### Written instruction
Write out each line in which the string "Renamo" is present.
# START OF The data
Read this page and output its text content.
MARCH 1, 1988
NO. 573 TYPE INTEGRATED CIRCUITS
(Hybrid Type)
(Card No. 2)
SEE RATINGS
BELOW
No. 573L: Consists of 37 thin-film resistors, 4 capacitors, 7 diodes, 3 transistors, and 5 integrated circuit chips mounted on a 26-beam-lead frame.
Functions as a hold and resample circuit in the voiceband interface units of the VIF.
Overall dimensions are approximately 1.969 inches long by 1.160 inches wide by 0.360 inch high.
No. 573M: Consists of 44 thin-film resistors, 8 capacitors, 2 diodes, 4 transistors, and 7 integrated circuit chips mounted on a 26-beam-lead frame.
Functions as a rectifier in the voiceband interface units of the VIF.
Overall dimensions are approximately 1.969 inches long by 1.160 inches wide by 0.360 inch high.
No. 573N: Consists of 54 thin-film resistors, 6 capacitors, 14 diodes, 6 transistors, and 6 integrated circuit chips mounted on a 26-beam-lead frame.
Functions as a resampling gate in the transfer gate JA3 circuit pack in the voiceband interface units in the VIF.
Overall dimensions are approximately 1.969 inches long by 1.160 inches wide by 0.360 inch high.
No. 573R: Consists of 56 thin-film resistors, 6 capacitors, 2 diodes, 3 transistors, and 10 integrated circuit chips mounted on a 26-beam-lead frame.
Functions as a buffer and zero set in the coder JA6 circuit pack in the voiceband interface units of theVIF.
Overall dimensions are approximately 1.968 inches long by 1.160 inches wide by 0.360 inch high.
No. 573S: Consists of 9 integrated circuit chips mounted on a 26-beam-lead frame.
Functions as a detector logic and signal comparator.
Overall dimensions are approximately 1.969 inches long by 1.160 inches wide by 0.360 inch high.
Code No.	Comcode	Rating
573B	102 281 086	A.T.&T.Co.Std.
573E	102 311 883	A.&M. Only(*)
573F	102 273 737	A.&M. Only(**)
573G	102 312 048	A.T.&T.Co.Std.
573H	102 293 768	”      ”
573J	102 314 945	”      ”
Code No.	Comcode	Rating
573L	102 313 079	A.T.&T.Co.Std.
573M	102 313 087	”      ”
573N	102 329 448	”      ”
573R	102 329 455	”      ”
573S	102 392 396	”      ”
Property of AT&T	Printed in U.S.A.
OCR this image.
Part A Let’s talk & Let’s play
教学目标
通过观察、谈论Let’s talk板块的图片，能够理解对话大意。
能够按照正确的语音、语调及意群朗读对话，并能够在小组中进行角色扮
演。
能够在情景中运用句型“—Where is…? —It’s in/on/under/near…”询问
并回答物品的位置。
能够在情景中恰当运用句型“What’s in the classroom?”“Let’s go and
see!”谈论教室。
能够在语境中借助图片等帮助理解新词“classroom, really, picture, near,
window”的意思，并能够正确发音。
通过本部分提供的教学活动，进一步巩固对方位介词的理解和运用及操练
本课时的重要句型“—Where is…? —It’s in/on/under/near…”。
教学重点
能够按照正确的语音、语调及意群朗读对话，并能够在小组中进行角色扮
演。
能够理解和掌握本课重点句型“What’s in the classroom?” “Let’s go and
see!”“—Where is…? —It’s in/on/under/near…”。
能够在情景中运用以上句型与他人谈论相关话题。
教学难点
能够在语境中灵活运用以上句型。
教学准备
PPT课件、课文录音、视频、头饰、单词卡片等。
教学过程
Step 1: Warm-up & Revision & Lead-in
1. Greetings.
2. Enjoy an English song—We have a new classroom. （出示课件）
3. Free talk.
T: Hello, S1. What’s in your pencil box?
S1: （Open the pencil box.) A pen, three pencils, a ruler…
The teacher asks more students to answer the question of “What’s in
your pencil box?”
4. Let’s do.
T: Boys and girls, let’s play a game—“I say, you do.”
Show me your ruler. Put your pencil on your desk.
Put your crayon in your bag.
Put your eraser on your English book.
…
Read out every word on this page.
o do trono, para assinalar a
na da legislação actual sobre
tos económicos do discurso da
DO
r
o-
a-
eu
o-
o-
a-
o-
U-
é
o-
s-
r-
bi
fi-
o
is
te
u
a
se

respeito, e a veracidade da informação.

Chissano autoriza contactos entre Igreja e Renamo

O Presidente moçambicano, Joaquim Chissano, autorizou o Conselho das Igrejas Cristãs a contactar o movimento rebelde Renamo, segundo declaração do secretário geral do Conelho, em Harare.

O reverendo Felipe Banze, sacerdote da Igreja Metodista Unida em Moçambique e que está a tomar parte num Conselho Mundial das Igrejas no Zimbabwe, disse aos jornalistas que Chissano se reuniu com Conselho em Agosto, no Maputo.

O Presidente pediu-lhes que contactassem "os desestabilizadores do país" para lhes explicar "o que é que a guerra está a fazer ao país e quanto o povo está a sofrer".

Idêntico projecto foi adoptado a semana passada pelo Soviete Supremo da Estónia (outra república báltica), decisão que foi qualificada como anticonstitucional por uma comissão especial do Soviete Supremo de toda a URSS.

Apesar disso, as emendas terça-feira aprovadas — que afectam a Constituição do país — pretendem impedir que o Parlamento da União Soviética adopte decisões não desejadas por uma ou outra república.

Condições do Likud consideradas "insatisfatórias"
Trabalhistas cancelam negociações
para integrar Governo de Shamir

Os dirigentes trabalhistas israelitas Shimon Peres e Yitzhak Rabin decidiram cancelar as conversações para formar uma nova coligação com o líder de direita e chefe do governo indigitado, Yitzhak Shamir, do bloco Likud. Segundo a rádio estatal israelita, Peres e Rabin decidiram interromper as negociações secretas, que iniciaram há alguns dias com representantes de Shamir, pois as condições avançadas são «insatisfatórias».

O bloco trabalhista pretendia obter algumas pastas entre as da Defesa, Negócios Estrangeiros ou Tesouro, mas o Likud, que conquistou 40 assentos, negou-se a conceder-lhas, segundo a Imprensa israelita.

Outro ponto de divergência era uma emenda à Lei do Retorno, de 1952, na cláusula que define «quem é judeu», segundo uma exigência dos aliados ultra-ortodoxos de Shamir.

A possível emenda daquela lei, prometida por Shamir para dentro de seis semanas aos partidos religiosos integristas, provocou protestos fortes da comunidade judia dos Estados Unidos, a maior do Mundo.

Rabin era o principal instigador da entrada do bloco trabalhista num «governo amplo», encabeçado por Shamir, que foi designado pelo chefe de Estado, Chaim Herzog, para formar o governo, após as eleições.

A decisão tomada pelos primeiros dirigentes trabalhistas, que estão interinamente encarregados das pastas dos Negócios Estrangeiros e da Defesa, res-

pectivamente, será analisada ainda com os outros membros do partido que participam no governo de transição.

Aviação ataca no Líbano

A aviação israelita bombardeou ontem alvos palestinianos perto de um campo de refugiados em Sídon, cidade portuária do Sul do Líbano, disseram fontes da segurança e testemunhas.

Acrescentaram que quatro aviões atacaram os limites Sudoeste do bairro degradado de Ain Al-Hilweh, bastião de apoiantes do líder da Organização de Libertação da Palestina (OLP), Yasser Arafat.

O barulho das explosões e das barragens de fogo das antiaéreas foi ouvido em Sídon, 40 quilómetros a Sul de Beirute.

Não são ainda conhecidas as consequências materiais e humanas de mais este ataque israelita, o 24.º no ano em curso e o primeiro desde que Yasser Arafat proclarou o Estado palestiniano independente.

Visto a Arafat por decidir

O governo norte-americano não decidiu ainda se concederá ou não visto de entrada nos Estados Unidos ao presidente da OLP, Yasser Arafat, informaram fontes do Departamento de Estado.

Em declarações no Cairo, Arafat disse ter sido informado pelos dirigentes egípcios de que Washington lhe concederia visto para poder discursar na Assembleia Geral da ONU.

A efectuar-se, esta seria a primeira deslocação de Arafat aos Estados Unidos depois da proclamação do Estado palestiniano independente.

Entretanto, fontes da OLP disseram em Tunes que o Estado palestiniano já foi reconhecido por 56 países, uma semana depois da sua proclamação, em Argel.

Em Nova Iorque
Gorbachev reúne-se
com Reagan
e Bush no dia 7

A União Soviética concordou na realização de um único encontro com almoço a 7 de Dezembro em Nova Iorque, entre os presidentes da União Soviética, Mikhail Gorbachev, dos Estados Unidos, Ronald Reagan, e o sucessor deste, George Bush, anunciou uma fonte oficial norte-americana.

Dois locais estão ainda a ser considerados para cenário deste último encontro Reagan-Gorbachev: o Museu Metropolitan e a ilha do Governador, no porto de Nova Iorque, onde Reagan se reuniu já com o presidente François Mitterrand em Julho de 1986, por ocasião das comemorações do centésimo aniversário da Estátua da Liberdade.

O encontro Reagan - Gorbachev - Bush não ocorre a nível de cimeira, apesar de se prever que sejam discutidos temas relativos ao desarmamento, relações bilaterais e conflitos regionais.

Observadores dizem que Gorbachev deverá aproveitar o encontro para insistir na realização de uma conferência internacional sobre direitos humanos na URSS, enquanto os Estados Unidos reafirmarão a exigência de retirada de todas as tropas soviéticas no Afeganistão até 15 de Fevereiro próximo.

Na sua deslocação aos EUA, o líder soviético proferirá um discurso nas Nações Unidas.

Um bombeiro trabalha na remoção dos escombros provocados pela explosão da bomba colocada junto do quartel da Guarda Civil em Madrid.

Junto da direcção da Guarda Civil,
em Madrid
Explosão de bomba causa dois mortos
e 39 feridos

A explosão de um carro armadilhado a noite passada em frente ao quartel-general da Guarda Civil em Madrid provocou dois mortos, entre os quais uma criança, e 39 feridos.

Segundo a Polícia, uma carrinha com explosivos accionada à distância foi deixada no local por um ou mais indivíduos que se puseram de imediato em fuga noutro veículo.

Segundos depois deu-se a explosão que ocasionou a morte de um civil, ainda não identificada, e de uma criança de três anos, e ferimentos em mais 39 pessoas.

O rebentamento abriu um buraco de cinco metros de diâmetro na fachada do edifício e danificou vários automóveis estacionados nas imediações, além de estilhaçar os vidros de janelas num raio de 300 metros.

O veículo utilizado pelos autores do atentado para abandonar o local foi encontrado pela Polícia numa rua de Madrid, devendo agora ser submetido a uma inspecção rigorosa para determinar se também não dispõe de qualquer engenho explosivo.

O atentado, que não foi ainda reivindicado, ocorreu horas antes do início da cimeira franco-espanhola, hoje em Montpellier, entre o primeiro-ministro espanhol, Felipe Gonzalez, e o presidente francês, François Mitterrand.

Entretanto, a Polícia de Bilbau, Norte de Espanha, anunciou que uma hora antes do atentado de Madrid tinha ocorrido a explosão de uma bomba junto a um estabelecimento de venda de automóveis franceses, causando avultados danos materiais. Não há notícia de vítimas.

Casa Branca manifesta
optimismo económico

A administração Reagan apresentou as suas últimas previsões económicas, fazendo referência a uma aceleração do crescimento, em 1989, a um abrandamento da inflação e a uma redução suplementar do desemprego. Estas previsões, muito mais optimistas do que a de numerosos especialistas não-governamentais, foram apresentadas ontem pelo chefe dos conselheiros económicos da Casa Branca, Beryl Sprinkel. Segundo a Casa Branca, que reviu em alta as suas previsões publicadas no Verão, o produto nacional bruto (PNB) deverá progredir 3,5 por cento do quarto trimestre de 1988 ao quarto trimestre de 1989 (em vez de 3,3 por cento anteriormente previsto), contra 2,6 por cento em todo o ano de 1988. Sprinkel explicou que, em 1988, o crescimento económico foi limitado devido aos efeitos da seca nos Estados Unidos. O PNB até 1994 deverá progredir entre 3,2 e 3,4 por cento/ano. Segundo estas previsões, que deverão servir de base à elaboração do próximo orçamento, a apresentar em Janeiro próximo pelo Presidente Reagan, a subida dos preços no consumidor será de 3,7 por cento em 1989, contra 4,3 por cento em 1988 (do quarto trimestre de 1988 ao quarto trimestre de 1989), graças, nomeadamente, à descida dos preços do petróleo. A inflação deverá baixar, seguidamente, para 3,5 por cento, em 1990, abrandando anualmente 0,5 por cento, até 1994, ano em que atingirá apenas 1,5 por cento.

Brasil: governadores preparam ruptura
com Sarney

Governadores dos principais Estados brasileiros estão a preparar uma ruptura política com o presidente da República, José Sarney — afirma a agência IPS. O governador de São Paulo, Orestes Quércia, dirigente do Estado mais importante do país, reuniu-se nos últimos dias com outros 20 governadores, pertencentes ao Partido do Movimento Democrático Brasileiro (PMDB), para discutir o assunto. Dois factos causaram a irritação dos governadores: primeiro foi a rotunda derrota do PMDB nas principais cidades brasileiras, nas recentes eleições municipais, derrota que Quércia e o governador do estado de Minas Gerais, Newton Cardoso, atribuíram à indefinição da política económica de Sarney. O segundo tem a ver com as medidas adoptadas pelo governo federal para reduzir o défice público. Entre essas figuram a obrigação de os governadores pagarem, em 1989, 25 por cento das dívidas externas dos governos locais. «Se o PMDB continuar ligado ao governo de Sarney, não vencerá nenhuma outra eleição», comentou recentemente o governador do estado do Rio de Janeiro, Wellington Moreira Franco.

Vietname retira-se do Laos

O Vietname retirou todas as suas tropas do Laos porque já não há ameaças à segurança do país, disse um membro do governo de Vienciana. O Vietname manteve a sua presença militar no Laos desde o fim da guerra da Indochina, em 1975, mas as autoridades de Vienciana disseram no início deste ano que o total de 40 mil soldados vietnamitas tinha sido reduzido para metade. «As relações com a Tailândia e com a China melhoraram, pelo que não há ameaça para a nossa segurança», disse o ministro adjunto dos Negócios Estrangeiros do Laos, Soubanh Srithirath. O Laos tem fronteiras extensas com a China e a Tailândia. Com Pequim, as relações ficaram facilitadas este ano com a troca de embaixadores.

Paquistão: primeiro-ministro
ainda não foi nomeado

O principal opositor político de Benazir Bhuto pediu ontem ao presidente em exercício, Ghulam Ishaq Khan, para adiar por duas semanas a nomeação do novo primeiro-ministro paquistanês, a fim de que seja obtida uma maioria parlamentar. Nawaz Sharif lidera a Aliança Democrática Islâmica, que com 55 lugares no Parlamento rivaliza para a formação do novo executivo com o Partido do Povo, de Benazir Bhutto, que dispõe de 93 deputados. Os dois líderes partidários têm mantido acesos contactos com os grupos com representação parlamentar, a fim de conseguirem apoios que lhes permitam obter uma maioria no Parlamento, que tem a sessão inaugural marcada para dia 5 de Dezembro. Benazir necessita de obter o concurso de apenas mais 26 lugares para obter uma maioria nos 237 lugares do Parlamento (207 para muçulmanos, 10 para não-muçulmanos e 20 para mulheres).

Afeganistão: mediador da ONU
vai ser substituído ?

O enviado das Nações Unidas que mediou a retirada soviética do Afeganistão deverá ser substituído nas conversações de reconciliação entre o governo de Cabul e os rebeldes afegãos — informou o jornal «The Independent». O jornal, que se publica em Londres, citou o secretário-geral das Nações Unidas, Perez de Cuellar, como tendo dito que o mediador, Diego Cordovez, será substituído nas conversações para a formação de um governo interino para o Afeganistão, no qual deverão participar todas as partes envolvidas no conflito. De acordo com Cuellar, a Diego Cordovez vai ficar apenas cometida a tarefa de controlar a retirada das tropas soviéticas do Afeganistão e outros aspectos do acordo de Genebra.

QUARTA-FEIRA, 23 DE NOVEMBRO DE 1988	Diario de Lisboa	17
# END OF The data
### Worked answer
Chissano autoriza contactos entre Igreja e Renamo
O Presidente moçambicano, Joaquim Chissano, autorizou o Conselho das Igrejas Cristãs a contactar o movimento rebelde Renamo, segundo declaração do secretário geral do Conelho, em Harare.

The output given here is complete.